→ **Reading text**
*** Begin section ***

The MNAC is preparing a new extension to its historic headquarters in the Palau Victoria Eugènia, on the mountain of Montjuïc. The Swiss studio Christ & Gantenbein, together with the Catalan Harquitectes, have been unanimously chosen as the winner of the international competition that will define the 27,000 m² extension, coinciding with the centenary of the Barcelona International Exhibition of 1929.
Who are the chosen architectural studios? Cristo & Gantenbein and Harquitectes: architecture between historical and contemporary context
The competition jury highlighted that the winning proposal succeeds in opening the museum to the city, highlighting how the project fosters the connection between the building and the urban environment. They also positively assessed the treatment of the volumetric, spatial and heritage values of the Victoria Eugènia Palace.

*** End section ***

→ **What you will do**
A. Decide whether each statement agrees with the MNAC extension text: (i) the planned extension covers 27,000 m²; (ii) the jury was divided in choosing the winning proposal; (iii) the jury praised the proposal for opening the museum to the city. Answer yes or no for each, quoting the words of the text that decide it.
B. Write out word for word the passage of the MNAC extension text that begins at the words "The MNAC is" and stops after "Victoria Eugènia Palace.".

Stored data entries
*** Begin section ***

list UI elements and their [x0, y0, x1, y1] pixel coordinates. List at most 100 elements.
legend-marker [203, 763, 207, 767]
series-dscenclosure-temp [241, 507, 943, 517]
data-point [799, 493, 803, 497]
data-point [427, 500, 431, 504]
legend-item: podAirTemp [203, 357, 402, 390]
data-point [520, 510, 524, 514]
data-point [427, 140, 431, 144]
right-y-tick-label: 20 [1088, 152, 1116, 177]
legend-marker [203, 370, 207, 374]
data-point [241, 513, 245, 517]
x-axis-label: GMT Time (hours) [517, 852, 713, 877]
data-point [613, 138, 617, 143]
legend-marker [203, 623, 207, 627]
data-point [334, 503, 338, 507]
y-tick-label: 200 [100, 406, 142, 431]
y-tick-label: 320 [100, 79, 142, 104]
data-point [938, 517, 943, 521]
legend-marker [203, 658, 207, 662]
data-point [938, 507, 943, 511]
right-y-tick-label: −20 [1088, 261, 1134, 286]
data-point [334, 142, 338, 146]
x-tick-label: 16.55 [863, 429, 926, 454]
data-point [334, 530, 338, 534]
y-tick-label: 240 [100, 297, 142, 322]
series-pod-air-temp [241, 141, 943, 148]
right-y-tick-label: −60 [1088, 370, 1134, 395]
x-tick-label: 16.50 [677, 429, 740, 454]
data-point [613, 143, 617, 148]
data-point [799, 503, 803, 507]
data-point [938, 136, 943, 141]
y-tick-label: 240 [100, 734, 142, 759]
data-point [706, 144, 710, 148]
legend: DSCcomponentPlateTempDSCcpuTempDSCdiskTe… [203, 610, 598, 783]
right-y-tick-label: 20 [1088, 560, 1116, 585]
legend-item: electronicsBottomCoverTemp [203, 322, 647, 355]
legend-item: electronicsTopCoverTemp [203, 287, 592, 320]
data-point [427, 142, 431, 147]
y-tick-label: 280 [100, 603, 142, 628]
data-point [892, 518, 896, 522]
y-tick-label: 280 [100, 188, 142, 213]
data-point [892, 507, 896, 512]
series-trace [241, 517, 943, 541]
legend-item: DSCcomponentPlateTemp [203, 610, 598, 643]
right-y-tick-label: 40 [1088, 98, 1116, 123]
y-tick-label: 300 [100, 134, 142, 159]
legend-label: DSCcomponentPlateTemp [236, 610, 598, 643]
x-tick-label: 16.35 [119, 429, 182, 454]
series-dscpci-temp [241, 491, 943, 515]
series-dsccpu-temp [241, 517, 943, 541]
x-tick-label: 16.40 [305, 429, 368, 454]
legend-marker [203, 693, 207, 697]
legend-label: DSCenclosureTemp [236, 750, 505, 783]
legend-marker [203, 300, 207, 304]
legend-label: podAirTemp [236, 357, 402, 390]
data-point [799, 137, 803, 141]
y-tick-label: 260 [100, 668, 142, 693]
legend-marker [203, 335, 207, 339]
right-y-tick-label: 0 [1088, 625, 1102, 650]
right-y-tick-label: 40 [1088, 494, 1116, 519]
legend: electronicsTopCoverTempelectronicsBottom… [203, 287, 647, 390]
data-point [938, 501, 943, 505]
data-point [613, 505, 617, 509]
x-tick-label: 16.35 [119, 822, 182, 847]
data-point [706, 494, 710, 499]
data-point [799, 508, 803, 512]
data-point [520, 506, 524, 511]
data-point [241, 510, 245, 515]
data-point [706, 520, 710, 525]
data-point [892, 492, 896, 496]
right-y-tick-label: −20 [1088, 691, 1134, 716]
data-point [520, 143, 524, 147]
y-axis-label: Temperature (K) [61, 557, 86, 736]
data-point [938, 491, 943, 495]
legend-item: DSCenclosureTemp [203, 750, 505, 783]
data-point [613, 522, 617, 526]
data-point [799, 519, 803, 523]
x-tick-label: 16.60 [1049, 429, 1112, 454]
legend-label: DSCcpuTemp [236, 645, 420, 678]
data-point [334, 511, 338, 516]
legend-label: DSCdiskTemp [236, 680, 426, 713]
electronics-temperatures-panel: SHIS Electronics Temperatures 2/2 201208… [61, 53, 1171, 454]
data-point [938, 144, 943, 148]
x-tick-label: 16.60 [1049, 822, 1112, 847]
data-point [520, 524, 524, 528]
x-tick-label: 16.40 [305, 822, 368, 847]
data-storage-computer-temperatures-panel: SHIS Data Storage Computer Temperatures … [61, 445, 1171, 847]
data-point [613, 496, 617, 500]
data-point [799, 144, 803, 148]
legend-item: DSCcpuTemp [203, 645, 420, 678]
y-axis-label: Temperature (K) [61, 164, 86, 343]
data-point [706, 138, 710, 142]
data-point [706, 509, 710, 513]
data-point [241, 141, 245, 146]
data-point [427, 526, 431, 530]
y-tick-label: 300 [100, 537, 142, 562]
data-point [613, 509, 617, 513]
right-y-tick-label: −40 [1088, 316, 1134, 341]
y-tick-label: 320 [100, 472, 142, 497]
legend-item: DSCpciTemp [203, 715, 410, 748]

*** End section ***

→ **Solutions to the exercise**
A.
(i) Yes: "define the 27,000 m² extension"
(ii) No: "have been unanimously chosen as the winner of the international competition"
(iii) Yes: "the winning proposal succeeds in opening the museum to the city"

B.
The MNAC is preparing a new extension to its historic headquarters in the Palau Victoria Eugènia, on the mountain of Montjuïc. The Swiss studio Christ & Gantenbein, together with the Catalan Harquitectes, have been unanimously chosen as the winner of the international competition that will define the 27,000 m² extension, coinciding with the centenary of the Barcelona International Exhibition of 1929.
Who are the chosen architectural studios? Cristo & Gantenbein and Harquitectes: architecture between historical and contemporary context
The competition jury highlighted that the winning proposal succeeds in opening the museum to the city, highlighting how the project fosters the connection between the building and the urban environment. They also positively assessed the treatment of the volumetric, spatial and heritage values of the Victoria Eugènia Palace.